● What the task requires: Count lines, not occurrences: give the number of lines holding the word "text", and nothing besides.

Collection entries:

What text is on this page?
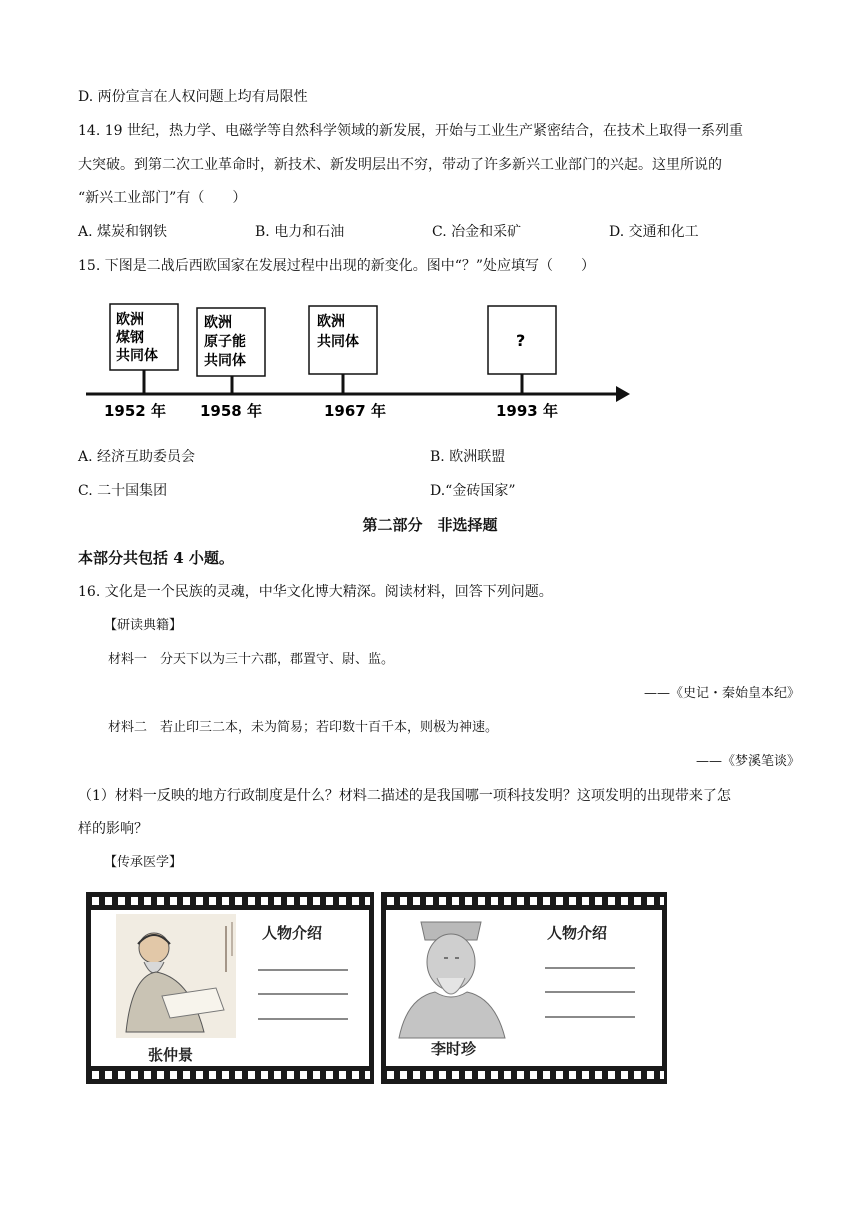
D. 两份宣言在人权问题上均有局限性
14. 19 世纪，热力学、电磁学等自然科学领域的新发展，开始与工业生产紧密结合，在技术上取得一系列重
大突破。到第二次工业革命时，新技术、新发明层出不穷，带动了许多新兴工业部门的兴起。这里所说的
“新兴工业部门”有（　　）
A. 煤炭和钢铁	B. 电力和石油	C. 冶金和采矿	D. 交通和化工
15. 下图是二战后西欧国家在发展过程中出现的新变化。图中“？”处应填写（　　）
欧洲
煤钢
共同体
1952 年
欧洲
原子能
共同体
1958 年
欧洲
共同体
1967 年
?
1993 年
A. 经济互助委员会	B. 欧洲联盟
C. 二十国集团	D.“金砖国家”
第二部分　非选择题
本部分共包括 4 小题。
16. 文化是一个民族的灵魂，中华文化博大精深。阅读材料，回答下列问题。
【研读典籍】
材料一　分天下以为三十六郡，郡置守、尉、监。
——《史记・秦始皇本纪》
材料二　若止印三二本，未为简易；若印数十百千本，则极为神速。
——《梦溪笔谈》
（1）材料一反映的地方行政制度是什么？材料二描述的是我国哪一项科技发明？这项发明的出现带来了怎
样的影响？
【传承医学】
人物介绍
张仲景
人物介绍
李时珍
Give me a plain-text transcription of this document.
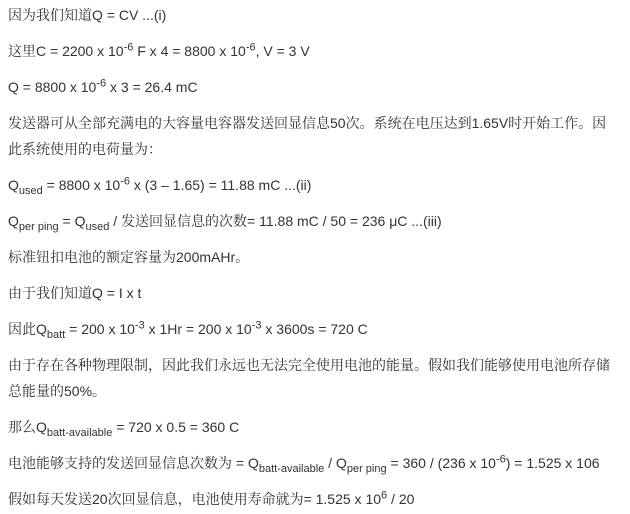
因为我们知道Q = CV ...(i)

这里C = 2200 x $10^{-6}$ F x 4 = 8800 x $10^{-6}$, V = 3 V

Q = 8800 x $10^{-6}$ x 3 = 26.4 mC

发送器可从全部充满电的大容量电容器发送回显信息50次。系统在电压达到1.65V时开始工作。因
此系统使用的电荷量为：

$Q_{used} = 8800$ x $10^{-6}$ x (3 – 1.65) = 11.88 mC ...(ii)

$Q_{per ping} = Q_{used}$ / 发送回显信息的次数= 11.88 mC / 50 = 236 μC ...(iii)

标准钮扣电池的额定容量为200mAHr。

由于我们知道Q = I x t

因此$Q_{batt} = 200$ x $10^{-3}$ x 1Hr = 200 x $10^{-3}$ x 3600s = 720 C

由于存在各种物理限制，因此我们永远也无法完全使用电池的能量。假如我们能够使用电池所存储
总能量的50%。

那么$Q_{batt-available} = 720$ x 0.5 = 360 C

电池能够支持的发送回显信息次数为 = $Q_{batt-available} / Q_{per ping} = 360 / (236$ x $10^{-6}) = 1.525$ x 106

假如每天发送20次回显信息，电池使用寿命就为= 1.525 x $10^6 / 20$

● Solution to the exercise: 2